WRITTEN INSTRUCTION: Review the lines that follow and copy each one that contains the word "crit".

Extracted records

____________

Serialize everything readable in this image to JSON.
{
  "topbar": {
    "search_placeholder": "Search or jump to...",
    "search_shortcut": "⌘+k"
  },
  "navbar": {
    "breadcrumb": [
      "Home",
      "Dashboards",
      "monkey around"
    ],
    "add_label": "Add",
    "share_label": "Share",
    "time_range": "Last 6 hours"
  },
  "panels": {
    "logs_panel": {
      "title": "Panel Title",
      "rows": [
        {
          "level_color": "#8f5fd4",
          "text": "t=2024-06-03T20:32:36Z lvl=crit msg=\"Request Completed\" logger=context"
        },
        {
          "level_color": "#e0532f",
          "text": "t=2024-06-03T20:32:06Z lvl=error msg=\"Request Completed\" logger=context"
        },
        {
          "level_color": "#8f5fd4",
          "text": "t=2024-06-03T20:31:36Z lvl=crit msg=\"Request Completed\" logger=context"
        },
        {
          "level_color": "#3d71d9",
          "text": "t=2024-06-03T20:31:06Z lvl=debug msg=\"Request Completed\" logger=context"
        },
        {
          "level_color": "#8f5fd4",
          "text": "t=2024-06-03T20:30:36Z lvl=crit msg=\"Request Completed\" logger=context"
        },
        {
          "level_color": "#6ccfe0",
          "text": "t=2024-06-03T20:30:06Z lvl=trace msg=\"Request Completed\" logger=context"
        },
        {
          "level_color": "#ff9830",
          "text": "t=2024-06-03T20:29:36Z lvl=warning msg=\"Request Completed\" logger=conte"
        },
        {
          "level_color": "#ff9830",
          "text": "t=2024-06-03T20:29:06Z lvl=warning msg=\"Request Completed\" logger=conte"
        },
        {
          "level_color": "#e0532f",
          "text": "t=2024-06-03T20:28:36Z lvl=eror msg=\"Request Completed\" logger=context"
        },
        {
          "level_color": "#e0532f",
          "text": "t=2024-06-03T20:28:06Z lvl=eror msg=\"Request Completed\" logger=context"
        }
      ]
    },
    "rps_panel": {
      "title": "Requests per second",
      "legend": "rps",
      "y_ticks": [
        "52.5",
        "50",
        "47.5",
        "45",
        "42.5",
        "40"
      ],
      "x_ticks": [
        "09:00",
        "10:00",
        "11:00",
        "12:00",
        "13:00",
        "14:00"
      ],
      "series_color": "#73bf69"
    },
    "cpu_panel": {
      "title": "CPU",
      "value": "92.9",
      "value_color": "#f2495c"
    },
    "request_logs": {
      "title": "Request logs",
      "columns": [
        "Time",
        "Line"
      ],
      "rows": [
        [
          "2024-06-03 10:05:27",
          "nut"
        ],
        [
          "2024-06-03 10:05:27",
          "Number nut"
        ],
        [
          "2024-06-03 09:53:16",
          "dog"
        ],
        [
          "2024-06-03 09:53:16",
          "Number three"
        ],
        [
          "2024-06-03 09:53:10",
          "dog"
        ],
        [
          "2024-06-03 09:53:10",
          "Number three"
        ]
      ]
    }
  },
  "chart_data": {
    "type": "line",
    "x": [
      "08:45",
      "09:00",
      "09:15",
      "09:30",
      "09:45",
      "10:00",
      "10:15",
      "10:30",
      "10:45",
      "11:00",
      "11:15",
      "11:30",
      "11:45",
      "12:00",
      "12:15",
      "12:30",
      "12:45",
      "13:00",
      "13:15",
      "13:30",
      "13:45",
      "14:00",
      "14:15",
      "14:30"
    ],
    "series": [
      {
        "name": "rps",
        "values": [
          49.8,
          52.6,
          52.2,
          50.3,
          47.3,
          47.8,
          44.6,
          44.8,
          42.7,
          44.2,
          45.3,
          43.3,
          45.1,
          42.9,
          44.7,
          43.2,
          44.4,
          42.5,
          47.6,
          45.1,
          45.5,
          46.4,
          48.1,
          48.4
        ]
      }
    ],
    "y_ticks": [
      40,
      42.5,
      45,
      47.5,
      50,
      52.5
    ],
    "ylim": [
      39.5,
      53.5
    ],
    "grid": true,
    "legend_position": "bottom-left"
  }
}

____________

WRITTEN REPLY:
          "text": "t=2024-06-03T20:32:36Z lvl=crit msg=\"Request Completed\" logger=context"
          "text": "t=2024-06-03T20:31:36Z lvl=crit msg=\"Request Completed\" logger=context"
          "text": "t=2024-06-03T20:30:36Z lvl=crit msg=\"Request Completed\" logger=context"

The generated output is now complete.